▸ **TASK**
Transcribe the listing that follows in full, omitting pictures.

▸ **EXERCISE DATA**
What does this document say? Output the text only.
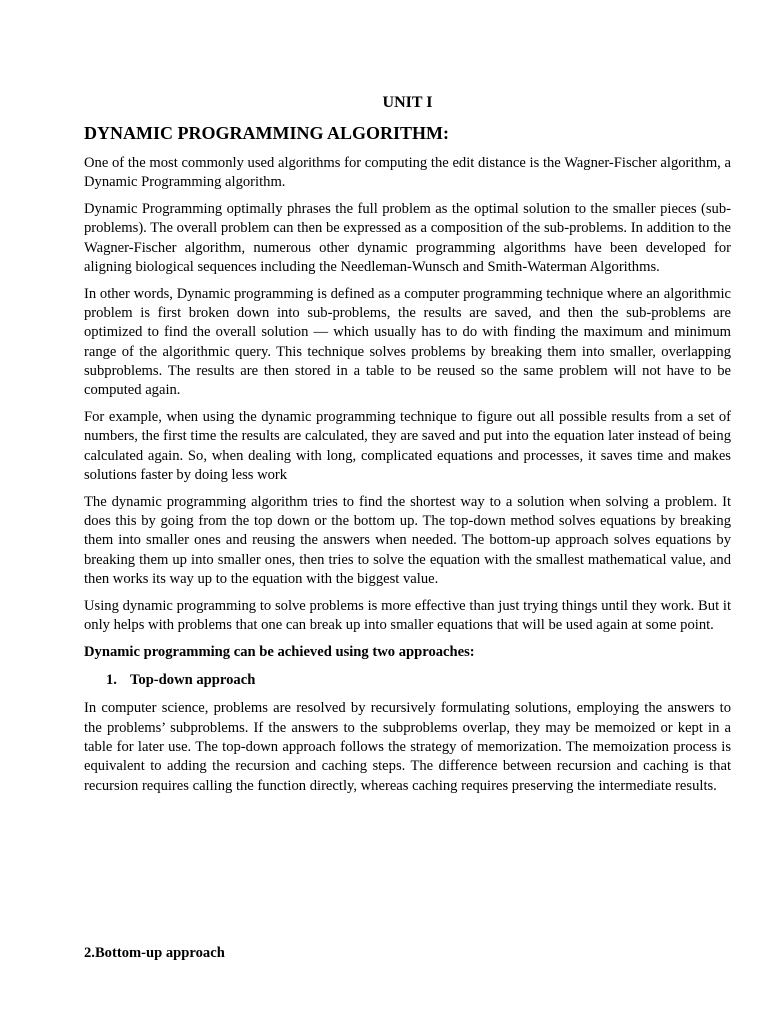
UNIT I
DYNAMIC PROGRAMMING ALGORITHM:

One of the most commonly used algorithms for computing the edit distance is the Wagner-Fischer algorithm, a Dynamic Programming algorithm.

Dynamic Programming optimally phrases the full problem as the optimal solution to the smaller pieces (sub-problems). The overall problem can then be expressed as a composition of the sub-problems. In addition to the Wagner-Fischer algorithm, numerous other dynamic programming algorithms have been developed for aligning biological sequences including the Needleman-Wunsch and Smith-Waterman Algorithms.

In other words, Dynamic programming is defined as a computer programming technique where an algorithmic problem is first broken down into sub-problems, the results are saved, and then the sub-problems are optimized to find the overall solution — which usually has to do with finding the maximum and minimum range of the algorithmic query. This technique solves problems by breaking them into smaller, overlapping subproblems. The results are then stored in a table to be reused so the same problem will not have to be computed again.

For example, when using the dynamic programming technique to figure out all possible results from a set of numbers, the first time the results are calculated, they are saved and put into the equation later instead of being calculated again. So, when dealing with long, complicated equations and processes, it saves time and makes solutions faster by doing less work

The dynamic programming algorithm tries to find the shortest way to a solution when solving a problem. It does this by going from the top down or the bottom up. The top-down method solves equations by breaking them into smaller ones and reusing the answers when needed. The bottom-up approach solves equations by breaking them up into smaller ones, then tries to solve the equation with the smallest mathematical value, and then works its way up to the equation with the biggest value.

Using dynamic programming to solve problems is more effective than just trying things until they work. But it only helps with problems that one can break up into smaller equations that will be used again at some point.

Dynamic programming can be achieved using two approaches:

1. Top-down approach

In computer science, problems are resolved by recursively formulating solutions, employing the answers to the problems’ subproblems. If the answers to the subproblems overlap, they may be memoized or kept in a table for later use. The top-down approach follows the strategy of memorization. The memoization process is equivalent to adding the recursion and caching steps. The difference between recursion and caching is that recursion requires calling the function directly, whereas caching requires preserving the intermediate results.

2.Bottom-up approach
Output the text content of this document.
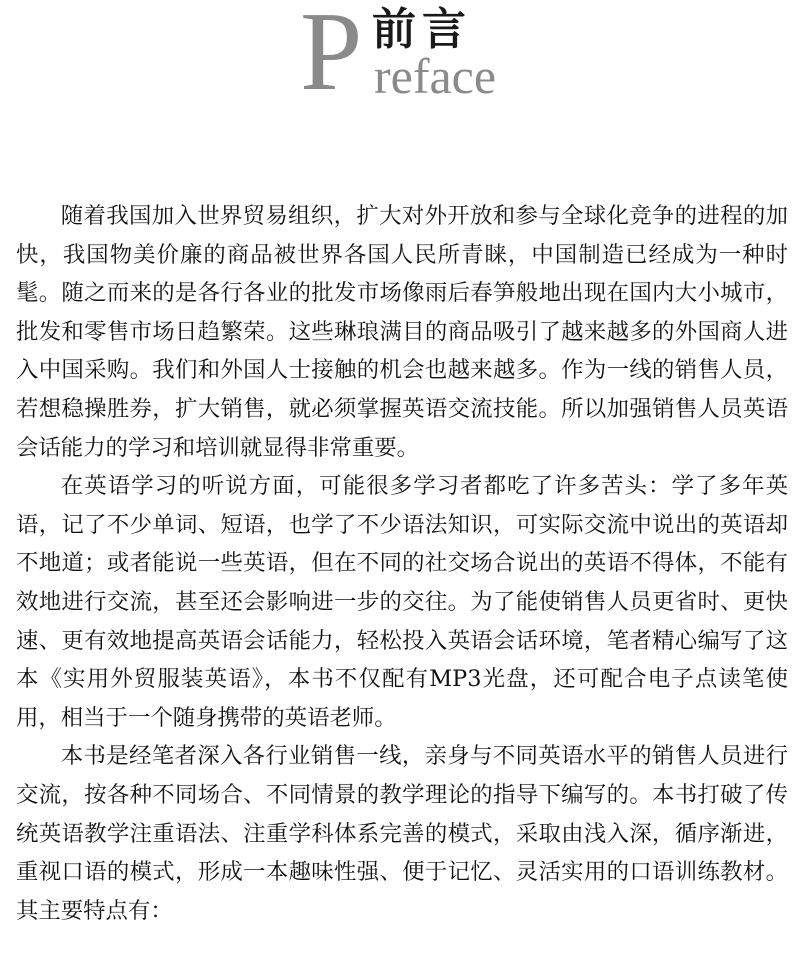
P 前言
reface

随着我国加入世界贸易组织，扩大对外开放和参与全球化竞争的进程的加快，我国物美价廉的商品被世界各国人民所青睐，中国制造已经成为一种时髦。随之而来的是各行各业的批发市场像雨后春笋般地出现在国内大小城市，批发和零售市场日趋繁荣。这些琳琅满目的商品吸引了越来越多的外国商人进入中国采购。我们和外国人士接触的机会也越来越多。作为一线的销售人员，若想稳操胜券，扩大销售，就必须掌握英语交流技能。所以加强销售人员英语会话能力的学习和培训就显得非常重要。

在英语学习的听说方面，可能很多学习者都吃了许多苦头：学了多年英语，记了不少单词、短语，也学了不少语法知识，可实际交流中说出的英语却不地道；或者能说一些英语，但在不同的社交场合说出的英语不得体，不能有效地进行交流，甚至还会影响进一步的交往。为了能使销售人员更省时、更快速、更有效地提高英语会话能力，轻松投入英语会话环境，笔者精心编写了这本《实用外贸服装英语》，本书不仅配有MP3光盘，还可配合电子点读笔使用，相当于一个随身携带的英语老师。

本书是经笔者深入各行业销售一线，亲身与不同英语水平的销售人员进行交流，按各种不同场合、不同情景的教学理论的指导下编写的。本书打破了传统英语教学注重语法、注重学科体系完善的模式，采取由浅入深，循序渐进，重视口语的模式，形成一本趣味性强、便于记忆、灵活实用的口语训练教材。其主要特点有：
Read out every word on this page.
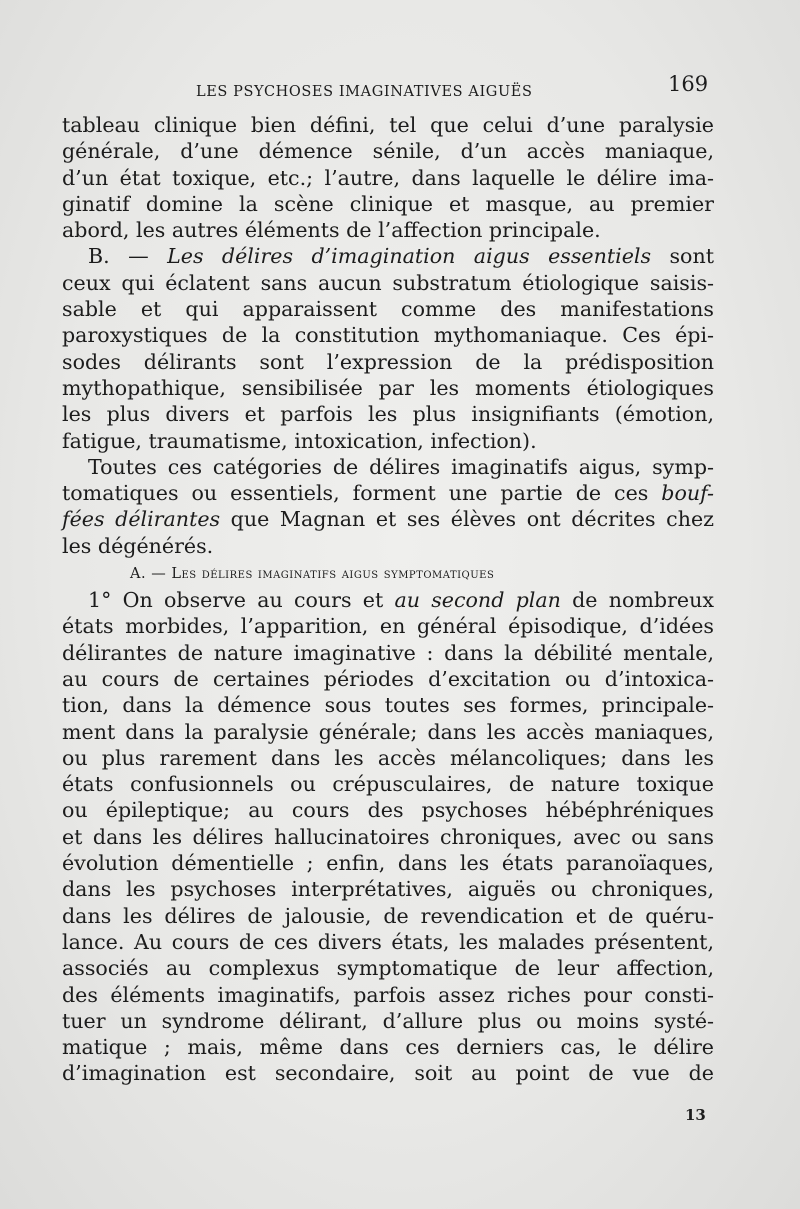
LES PSYCHOSES IMAGINATIVES AIGUËS	169
tableau clinique bien défini, tel que celui d’une paralysie
générale, d’une démence sénile, d’un accès maniaque,
d’un état toxique, etc.; l’autre, dans laquelle le délire ima-
ginatif domine la scène clinique et masque, au premier
abord, les autres éléments de l’affection principale.
B. — Les délires d’imagination aigus essentiels sont
ceux qui éclatent sans aucun substratum étiologique saisis-
sable et qui apparaissent comme des manifestations
paroxystiques de la constitution mythomaniaque. Ces épi-
sodes délirants sont l’expression de la prédisposition
mythopathique, sensibilisée par les moments étiologiques
les plus divers et parfois les plus insignifiants (émotion,
fatigue, traumatisme, intoxication, infection).
Toutes ces catégories de délires imaginatifs aigus, symp-
tomatiques ou essentiels, forment une partie de ces bouf-
fées délirantes que Magnan et ses élèves ont décrites chez
les dégénérés.
A. — Les délires imaginatifs aigus symptomatiques
1° On observe au cours et au second plan de nombreux
états morbides, l’apparition, en général épisodique, d’idées
délirantes de nature imaginative : dans la débilité mentale,
au cours de certaines périodes d’excitation ou d’intoxica-
tion, dans la démence sous toutes ses formes, principale-
ment dans la paralysie générale; dans les accès maniaques,
ou plus rarement dans les accès mélancoliques; dans les
états confusionnels ou crépusculaires, de nature toxique
ou épileptique; au cours des psychoses hébéphréniques
et dans les délires hallucinatoires chroniques, avec ou sans
évolution démentielle ; enfin, dans les états paranoïaques,
dans les psychoses interprétatives, aiguës ou chroniques,
dans les délires de jalousie, de revendication et de quéru-
lance. Au cours de ces divers états, les malades présentent,
associés au complexus symptomatique de leur affection,
des éléments imaginatifs, parfois assez riches pour consti-
tuer un syndrome délirant, d’allure plus ou moins systé-
matique ; mais, même dans ces derniers cas, le délire
d’imagination est secondaire, soit au point de vue de
13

▸ **SOLUTION TO THIS TASK**
What does this document say? Output the text only.
UNIT I
DYNAMIC PROGRAMMING ALGORITHM:

One of the most commonly used algorithms for computing the edit distance is the Wagner-Fischer algorithm, a Dynamic Programming algorithm.

Dynamic Programming optimally phrases the full problem as the optimal solution to the smaller pieces (sub-problems). The overall problem can then be expressed as a composition of the sub-problems. In addition to the Wagner-Fischer algorithm, numerous other dynamic programming algorithms have been developed for aligning biological sequences including the Needleman-Wunsch and Smith-Waterman Algorithms.

In other words, Dynamic programming is defined as a computer programming technique where an algorithmic problem is first broken down into sub-problems, the results are saved, and then the sub-problems are optimized to find the overall solution — which usually has to do with finding the maximum and minimum range of the algorithmic query. This technique solves problems by breaking them into smaller, overlapping subproblems. The results are then stored in a table to be reused so the same problem will not have to be computed again.

For example, when using the dynamic programming technique to figure out all possible results from a set of numbers, the first time the results are calculated, they are saved and put into the equation later instead of being calculated again. So, when dealing with long, complicated equations and processes, it saves time and makes solutions faster by doing less work

The dynamic programming algorithm tries to find the shortest way to a solution when solving a problem. It does this by going from the top down or the bottom up. The top-down method solves equations by breaking them into smaller ones and reusing the answers when needed. The bottom-up approach solves equations by breaking them up into smaller ones, then tries to solve the equation with the smallest mathematical value, and then works its way up to the equation with the biggest value.

Using dynamic programming to solve problems is more effective than just trying things until they work. But it only helps with problems that one can break up into smaller equations that will be used again at some point.

Dynamic programming can be achieved using two approaches:

1. Top-down approach

In computer science, problems are resolved by recursively formulating solutions, employing the answers to the problems’ subproblems. If the answers to the subproblems overlap, they may be memoized or kept in a table for later use. The top-down approach follows the strategy of memorization. The memoization process is equivalent to adding the recursion and caching steps. The difference between recursion and caching is that recursion requires calling the function directly, whereas caching requires preserving the intermediate results.

2.Bottom-up approach
Output the text content of this document.
P 前言
reface

随着我国加入世界贸易组织，扩大对外开放和参与全球化竞争的进程的加快，我国物美价廉的商品被世界各国人民所青睐，中国制造已经成为一种时髦。随之而来的是各行各业的批发市场像雨后春笋般地出现在国内大小城市，批发和零售市场日趋繁荣。这些琳琅满目的商品吸引了越来越多的外国商人进入中国采购。我们和外国人士接触的机会也越来越多。作为一线的销售人员，若想稳操胜券，扩大销售，就必须掌握英语交流技能。所以加强销售人员英语会话能力的学习和培训就显得非常重要。

在英语学习的听说方面，可能很多学习者都吃了许多苦头：学了多年英语，记了不少单词、短语，也学了不少语法知识，可实际交流中说出的英语却不地道；或者能说一些英语，但在不同的社交场合说出的英语不得体，不能有效地进行交流，甚至还会影响进一步的交往。为了能使销售人员更省时、更快速、更有效地提高英语会话能力，轻松投入英语会话环境，笔者精心编写了这本《实用外贸服装英语》，本书不仅配有MP3光盘，还可配合电子点读笔使用，相当于一个随身携带的英语老师。

本书是经笔者深入各行业销售一线，亲身与不同英语水平的销售人员进行交流，按各种不同场合、不同情景的教学理论的指导下编写的。本书打破了传统英语教学注重语法、注重学科体系完善的模式，采取由浅入深，循序渐进，重视口语的模式，形成一本趣味性强、便于记忆、灵活实用的口语训练教材。其主要特点有：
Read out every word on this page.
LES PSYCHOSES IMAGINATIVES AIGUËS	169
tableau clinique bien défini, tel que celui d’une paralysie
générale, d’une démence sénile, d’un accès maniaque,
d’un état toxique, etc.; l’autre, dans laquelle le délire ima-
ginatif domine la scène clinique et masque, au premier
abord, les autres éléments de l’affection principale.
B. — Les délires d’imagination aigus essentiels sont
ceux qui éclatent sans aucun substratum étiologique saisis-
sable et qui apparaissent comme des manifestations
paroxystiques de la constitution mythomaniaque. Ces épi-
sodes délirants sont l’expression de la prédisposition
mythopathique, sensibilisée par les moments étiologiques
les plus divers et parfois les plus insignifiants (émotion,
fatigue, traumatisme, intoxication, infection).
Toutes ces catégories de délires imaginatifs aigus, symp-
tomatiques ou essentiels, forment une partie de ces bouf-
fées délirantes que Magnan et ses élèves ont décrites chez
les dégénérés.
A. — Les délires imaginatifs aigus symptomatiques
1° On observe au cours et au second plan de nombreux
états morbides, l’apparition, en général épisodique, d’idées
délirantes de nature imaginative : dans la débilité mentale,
au cours de certaines périodes d’excitation ou d’intoxica-
tion, dans la démence sous toutes ses formes, principale-
ment dans la paralysie générale; dans les accès maniaques,
ou plus rarement dans les accès mélancoliques; dans les
états confusionnels ou crépusculaires, de nature toxique
ou épileptique; au cours des psychoses hébéphréniques
et dans les délires hallucinatoires chroniques, avec ou sans
évolution démentielle ; enfin, dans les états paranoïaques,
dans les psychoses interprétatives, aiguës ou chroniques,
dans les délires de jalousie, de revendication et de quéru-
lance. Au cours de ces divers états, les malades présentent,
associés au complexus symptomatique de leur affection,
des éléments imaginatifs, parfois assez riches pour consti-
tuer un syndrome délirant, d’allure plus ou moins systé-
matique ; mais, même dans ces derniers cas, le délire
d’imagination est secondaire, soit au point de vue de
13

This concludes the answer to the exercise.